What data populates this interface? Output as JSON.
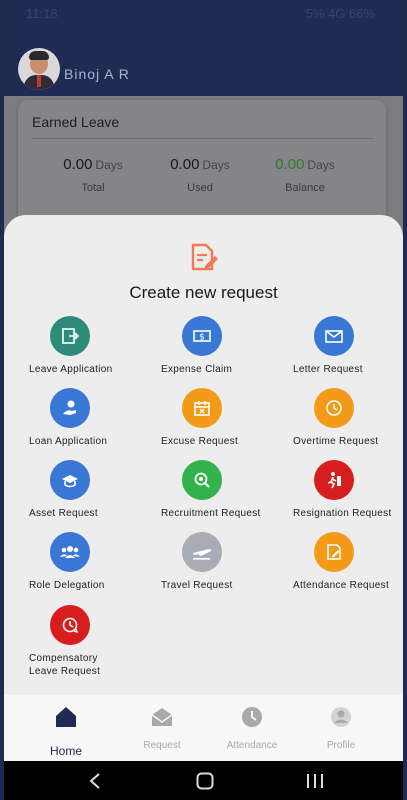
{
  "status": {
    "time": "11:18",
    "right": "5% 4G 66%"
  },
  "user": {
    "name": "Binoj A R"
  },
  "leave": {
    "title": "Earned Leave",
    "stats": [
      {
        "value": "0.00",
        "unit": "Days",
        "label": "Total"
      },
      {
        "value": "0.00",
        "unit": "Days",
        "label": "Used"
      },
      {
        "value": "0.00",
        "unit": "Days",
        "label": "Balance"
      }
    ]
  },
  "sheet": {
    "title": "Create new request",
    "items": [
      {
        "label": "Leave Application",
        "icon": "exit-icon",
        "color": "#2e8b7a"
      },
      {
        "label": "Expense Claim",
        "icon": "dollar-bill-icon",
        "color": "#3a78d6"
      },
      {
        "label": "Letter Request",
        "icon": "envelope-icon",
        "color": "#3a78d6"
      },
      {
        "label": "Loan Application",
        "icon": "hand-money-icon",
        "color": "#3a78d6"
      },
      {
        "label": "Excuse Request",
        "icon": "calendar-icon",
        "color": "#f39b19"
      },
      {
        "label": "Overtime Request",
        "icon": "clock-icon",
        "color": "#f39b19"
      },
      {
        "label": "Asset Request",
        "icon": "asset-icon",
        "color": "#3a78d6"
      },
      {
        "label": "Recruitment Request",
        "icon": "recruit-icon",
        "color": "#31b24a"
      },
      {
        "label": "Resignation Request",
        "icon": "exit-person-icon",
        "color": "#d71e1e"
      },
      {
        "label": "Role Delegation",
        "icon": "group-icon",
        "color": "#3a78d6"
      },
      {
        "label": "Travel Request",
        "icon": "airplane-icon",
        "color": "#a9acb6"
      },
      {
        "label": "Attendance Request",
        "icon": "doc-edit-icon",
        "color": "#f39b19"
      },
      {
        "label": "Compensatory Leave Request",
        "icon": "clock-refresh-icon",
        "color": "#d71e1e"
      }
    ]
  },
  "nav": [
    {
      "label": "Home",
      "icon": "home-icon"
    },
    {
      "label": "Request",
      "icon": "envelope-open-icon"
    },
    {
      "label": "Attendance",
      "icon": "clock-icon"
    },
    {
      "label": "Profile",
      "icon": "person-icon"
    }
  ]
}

++++++++++++++++++++

• Request: Copy the listing over exactly, skipping the pictures it holds.

• Exercise answer:
What data populates this interface? Output as JSON.
{
  "status": {
    "time": "11:18",
    "right": "5% 4G 66%"
  },
  "user": {
    "name": "Binoj A R"
  },
  "leave": {
    "title": "Earned Leave",
    "stats": [
      {
        "value": "0.00",
        "unit": "Days",
        "label": "Total"
      },
      {
        "value": "0.00",
        "unit": "Days",
        "label": "Used"
      },
      {
        "value": "0.00",
        "unit": "Days",
        "label": "Balance"
      }
    ]
  },
  "sheet": {
    "title": "Create new request",
    "items": [
      {
        "label": "Leave Application",
        "icon": "exit-icon",
        "color": "#2e8b7a"
      },
      {
        "label": "Expense Claim",
        "icon": "dollar-bill-icon",
        "color": "#3a78d6"
      },
      {
        "label": "Letter Request",
        "icon": "envelope-icon",
        "color": "#3a78d6"
      },
      {
        "label": "Loan Application",
        "icon": "hand-money-icon",
        "color": "#3a78d6"
      },
      {
        "label": "Excuse Request",
        "icon": "calendar-icon",
        "color": "#f39b19"
      },
      {
        "label": "Overtime Request",
        "icon": "clock-icon",
        "color": "#f39b19"
      },
      {
        "label": "Asset Request",
        "icon": "asset-icon",
        "color": "#3a78d6"
      },
      {
        "label": "Recruitment Request",
        "icon": "recruit-icon",
        "color": "#31b24a"
      },
      {
        "label": "Resignation Request",
        "icon": "exit-person-icon",
        "color": "#d71e1e"
      },
      {
        "label": "Role Delegation",
        "icon": "group-icon",
        "color": "#3a78d6"
      },
      {
        "label": "Travel Request",
        "icon": "airplane-icon",
        "color": "#a9acb6"
      },
      {
        "label": "Attendance Request",
        "icon": "doc-edit-icon",
        "color": "#f39b19"
      },
      {
        "label": "Compensatory Leave Request",
        "icon": "clock-refresh-icon",
        "color": "#d71e1e"
      }
    ]
  },
  "nav": [
    {
      "label": "Home",
      "icon": "home-icon"
    },
    {
      "label": "Request",
      "icon": "envelope-open-icon"
    },
    {
      "label": "Attendance",
      "icon": "clock-icon"
    },
    {
      "label": "Profile",
      "icon": "person-icon"
    }
  ]
}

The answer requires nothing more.